→ WHAT TO WORK ON
Repeat each line word for word.

→ Data entries
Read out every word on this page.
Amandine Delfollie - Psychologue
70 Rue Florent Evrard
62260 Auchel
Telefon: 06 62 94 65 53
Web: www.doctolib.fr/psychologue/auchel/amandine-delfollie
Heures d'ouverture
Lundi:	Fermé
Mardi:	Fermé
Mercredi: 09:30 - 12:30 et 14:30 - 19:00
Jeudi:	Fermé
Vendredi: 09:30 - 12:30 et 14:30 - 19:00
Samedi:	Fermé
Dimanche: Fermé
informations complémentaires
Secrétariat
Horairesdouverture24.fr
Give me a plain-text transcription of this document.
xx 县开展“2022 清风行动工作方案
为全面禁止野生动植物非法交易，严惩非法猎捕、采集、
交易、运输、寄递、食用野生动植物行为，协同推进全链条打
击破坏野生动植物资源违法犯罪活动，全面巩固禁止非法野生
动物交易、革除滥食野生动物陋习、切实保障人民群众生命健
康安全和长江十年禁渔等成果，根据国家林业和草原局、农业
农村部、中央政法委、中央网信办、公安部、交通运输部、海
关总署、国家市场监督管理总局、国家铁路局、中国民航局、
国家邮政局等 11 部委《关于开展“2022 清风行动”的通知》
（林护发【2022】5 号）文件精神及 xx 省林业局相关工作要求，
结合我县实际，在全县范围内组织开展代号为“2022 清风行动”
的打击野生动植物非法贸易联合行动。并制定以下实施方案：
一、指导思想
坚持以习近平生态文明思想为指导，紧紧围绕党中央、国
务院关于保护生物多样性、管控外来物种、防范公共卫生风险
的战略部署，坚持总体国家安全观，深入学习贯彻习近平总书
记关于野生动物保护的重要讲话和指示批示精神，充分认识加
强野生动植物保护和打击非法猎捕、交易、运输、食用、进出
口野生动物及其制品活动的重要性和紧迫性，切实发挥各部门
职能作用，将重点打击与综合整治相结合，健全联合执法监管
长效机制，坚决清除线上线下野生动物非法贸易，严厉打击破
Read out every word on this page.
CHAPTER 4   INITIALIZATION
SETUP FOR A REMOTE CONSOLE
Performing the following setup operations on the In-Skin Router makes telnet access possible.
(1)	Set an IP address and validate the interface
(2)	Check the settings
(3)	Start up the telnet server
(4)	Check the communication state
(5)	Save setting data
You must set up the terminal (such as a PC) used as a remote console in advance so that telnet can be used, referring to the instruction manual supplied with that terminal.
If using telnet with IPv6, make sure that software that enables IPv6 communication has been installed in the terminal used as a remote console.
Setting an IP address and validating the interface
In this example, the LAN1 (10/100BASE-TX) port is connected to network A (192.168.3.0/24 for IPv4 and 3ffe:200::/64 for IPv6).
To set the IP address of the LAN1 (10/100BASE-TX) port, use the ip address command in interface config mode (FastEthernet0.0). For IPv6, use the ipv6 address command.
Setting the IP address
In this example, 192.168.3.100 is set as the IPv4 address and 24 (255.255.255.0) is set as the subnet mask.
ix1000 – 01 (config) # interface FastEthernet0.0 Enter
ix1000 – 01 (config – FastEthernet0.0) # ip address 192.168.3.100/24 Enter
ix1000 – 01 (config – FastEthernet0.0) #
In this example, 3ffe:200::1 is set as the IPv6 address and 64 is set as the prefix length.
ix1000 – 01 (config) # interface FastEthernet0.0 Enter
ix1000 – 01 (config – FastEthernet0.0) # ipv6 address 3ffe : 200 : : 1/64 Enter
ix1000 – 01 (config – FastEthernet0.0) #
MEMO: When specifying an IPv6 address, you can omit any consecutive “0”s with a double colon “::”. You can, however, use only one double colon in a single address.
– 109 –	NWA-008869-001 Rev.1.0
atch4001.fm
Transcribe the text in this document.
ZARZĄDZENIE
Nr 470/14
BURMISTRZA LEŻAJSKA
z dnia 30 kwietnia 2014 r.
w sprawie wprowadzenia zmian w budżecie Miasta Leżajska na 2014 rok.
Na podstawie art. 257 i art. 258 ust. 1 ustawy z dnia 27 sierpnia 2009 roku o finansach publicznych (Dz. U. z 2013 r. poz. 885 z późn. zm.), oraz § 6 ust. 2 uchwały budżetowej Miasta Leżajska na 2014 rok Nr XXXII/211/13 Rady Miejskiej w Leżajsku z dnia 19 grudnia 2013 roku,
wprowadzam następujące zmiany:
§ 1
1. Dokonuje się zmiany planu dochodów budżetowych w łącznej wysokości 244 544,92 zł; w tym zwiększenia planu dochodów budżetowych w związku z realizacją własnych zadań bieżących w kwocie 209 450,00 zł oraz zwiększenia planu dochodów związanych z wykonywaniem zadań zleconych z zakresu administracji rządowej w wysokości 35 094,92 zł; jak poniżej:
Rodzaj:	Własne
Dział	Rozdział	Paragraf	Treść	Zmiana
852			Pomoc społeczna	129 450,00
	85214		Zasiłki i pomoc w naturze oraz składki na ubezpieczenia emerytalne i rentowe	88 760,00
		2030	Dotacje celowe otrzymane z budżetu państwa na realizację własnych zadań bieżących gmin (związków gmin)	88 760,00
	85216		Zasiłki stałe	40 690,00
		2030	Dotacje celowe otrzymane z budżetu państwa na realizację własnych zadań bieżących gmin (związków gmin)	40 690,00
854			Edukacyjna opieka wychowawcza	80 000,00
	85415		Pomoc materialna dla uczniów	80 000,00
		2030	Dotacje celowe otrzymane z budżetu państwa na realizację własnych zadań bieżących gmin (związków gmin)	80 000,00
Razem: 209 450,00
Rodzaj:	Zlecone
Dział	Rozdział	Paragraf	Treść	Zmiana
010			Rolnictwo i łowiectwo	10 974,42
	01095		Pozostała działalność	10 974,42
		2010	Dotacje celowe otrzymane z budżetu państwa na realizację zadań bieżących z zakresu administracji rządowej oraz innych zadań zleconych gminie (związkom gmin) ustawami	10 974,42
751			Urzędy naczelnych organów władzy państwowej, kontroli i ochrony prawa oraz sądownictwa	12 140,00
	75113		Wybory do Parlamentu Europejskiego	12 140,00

→ ANSWER TO THE EXERCISE
Read out every word on this page.
Amandine Delfollie - Psychologue
70 Rue Florent Evrard
62260 Auchel
Telefon: 06 62 94 65 53
Web: www.doctolib.fr/psychologue/auchel/amandine-delfollie
Heures d'ouverture
Lundi:	Fermé
Mardi:	Fermé
Mercredi: 09:30 - 12:30 et 14:30 - 19:00
Jeudi:	Fermé
Vendredi: 09:30 - 12:30 et 14:30 - 19:00
Samedi:	Fermé
Dimanche: Fermé
informations complémentaires
Secrétariat
Horairesdouverture24.fr
Give me a plain-text transcription of this document.
xx 县开展“2022 清风行动工作方案
为全面禁止野生动植物非法交易，严惩非法猎捕、采集、
交易、运输、寄递、食用野生动植物行为，协同推进全链条打
击破坏野生动植物资源违法犯罪活动，全面巩固禁止非法野生
动物交易、革除滥食野生动物陋习、切实保障人民群众生命健
康安全和长江十年禁渔等成果，根据国家林业和草原局、农业
农村部、中央政法委、中央网信办、公安部、交通运输部、海
关总署、国家市场监督管理总局、国家铁路局、中国民航局、
国家邮政局等 11 部委《关于开展“2022 清风行动”的通知》
（林护发【2022】5 号）文件精神及 xx 省林业局相关工作要求，
结合我县实际，在全县范围内组织开展代号为“2022 清风行动”
的打击野生动植物非法贸易联合行动。并制定以下实施方案：
一、指导思想
坚持以习近平生态文明思想为指导，紧紧围绕党中央、国
务院关于保护生物多样性、管控外来物种、防范公共卫生风险
的战略部署，坚持总体国家安全观，深入学习贯彻习近平总书
记关于野生动物保护的重要讲话和指示批示精神，充分认识加
强野生动植物保护和打击非法猎捕、交易、运输、食用、进出
口野生动物及其制品活动的重要性和紧迫性，切实发挥各部门
职能作用，将重点打击与综合整治相结合，健全联合执法监管
长效机制，坚决清除线上线下野生动物非法贸易，严厉打击破
Read out every word on this page.
CHAPTER 4   INITIALIZATION
SETUP FOR A REMOTE CONSOLE
Performing the following setup operations on the In-Skin Router makes telnet access possible.
(1)	Set an IP address and validate the interface
(2)	Check the settings
(3)	Start up the telnet server
(4)	Check the communication state
(5)	Save setting data
You must set up the terminal (such as a PC) used as a remote console in advance so that telnet can be used, referring to the instruction manual supplied with that terminal.
If using telnet with IPv6, make sure that software that enables IPv6 communication has been installed in the terminal used as a remote console.
Setting an IP address and validating the interface
In this example, the LAN1 (10/100BASE-TX) port is connected to network A (192.168.3.0/24 for IPv4 and 3ffe:200::/64 for IPv6).
To set the IP address of the LAN1 (10/100BASE-TX) port, use the ip address command in interface config mode (FastEthernet0.0). For IPv6, use the ipv6 address command.
Setting the IP address
In this example, 192.168.3.100 is set as the IPv4 address and 24 (255.255.255.0) is set as the subnet mask.
ix1000 – 01 (config) # interface FastEthernet0.0 Enter
ix1000 – 01 (config – FastEthernet0.0) # ip address 192.168.3.100/24 Enter
ix1000 – 01 (config – FastEthernet0.0) #
In this example, 3ffe:200::1 is set as the IPv6 address and 64 is set as the prefix length.
ix1000 – 01 (config) # interface FastEthernet0.0 Enter
ix1000 – 01 (config – FastEthernet0.0) # ipv6 address 3ffe : 200 : : 1/64 Enter
ix1000 – 01 (config – FastEthernet0.0) #
MEMO: When specifying an IPv6 address, you can omit any consecutive “0”s with a double colon “::”. You can, however, use only one double colon in a single address.
– 109 –	NWA-008869-001 Rev.1.0
atch4001.fm
Transcribe the text in this document.
ZARZĄDZENIE
Nr 470/14
BURMISTRZA LEŻAJSKA
z dnia 30 kwietnia 2014 r.
w sprawie wprowadzenia zmian w budżecie Miasta Leżajska na 2014 rok.
Na podstawie art. 257 i art. 258 ust. 1 ustawy z dnia 27 sierpnia 2009 roku o finansach publicznych (Dz. U. z 2013 r. poz. 885 z późn. zm.), oraz § 6 ust. 2 uchwały budżetowej Miasta Leżajska na 2014 rok Nr XXXII/211/13 Rady Miejskiej w Leżajsku z dnia 19 grudnia 2013 roku,
wprowadzam następujące zmiany:
§ 1
1. Dokonuje się zmiany planu dochodów budżetowych w łącznej wysokości 244 544,92 zł; w tym zwiększenia planu dochodów budżetowych w związku z realizacją własnych zadań bieżących w kwocie 209 450,00 zł oraz zwiększenia planu dochodów związanych z wykonywaniem zadań zleconych z zakresu administracji rządowej w wysokości 35 094,92 zł; jak poniżej:
Rodzaj:	Własne
Dział	Rozdział	Paragraf	Treść	Zmiana
852			Pomoc społeczna	129 450,00
	85214		Zasiłki i pomoc w naturze oraz składki na ubezpieczenia emerytalne i rentowe	88 760,00
		2030	Dotacje celowe otrzymane z budżetu państwa na realizację własnych zadań bieżących gmin (związków gmin)	88 760,00
	85216		Zasiłki stałe	40 690,00
		2030	Dotacje celowe otrzymane z budżetu państwa na realizację własnych zadań bieżących gmin (związków gmin)	40 690,00
854			Edukacyjna opieka wychowawcza	80 000,00
	85415		Pomoc materialna dla uczniów	80 000,00
		2030	Dotacje celowe otrzymane z budżetu państwa na realizację własnych zadań bieżących gmin (związków gmin)	80 000,00
Razem: 209 450,00
Rodzaj:	Zlecone
Dział	Rozdział	Paragraf	Treść	Zmiana
010			Rolnictwo i łowiectwo	10 974,42
	01095		Pozostała działalność	10 974,42
		2010	Dotacje celowe otrzymane z budżetu państwa na realizację zadań bieżących z zakresu administracji rządowej oraz innych zadań zleconych gminie (związkom gmin) ustawami	10 974,42
751			Urzędy naczelnych organów władzy państwowej, kontroli i ochrony prawa oraz sądownictwa	12 140,00
	75113		Wybory do Parlamentu Europejskiego	12 140,00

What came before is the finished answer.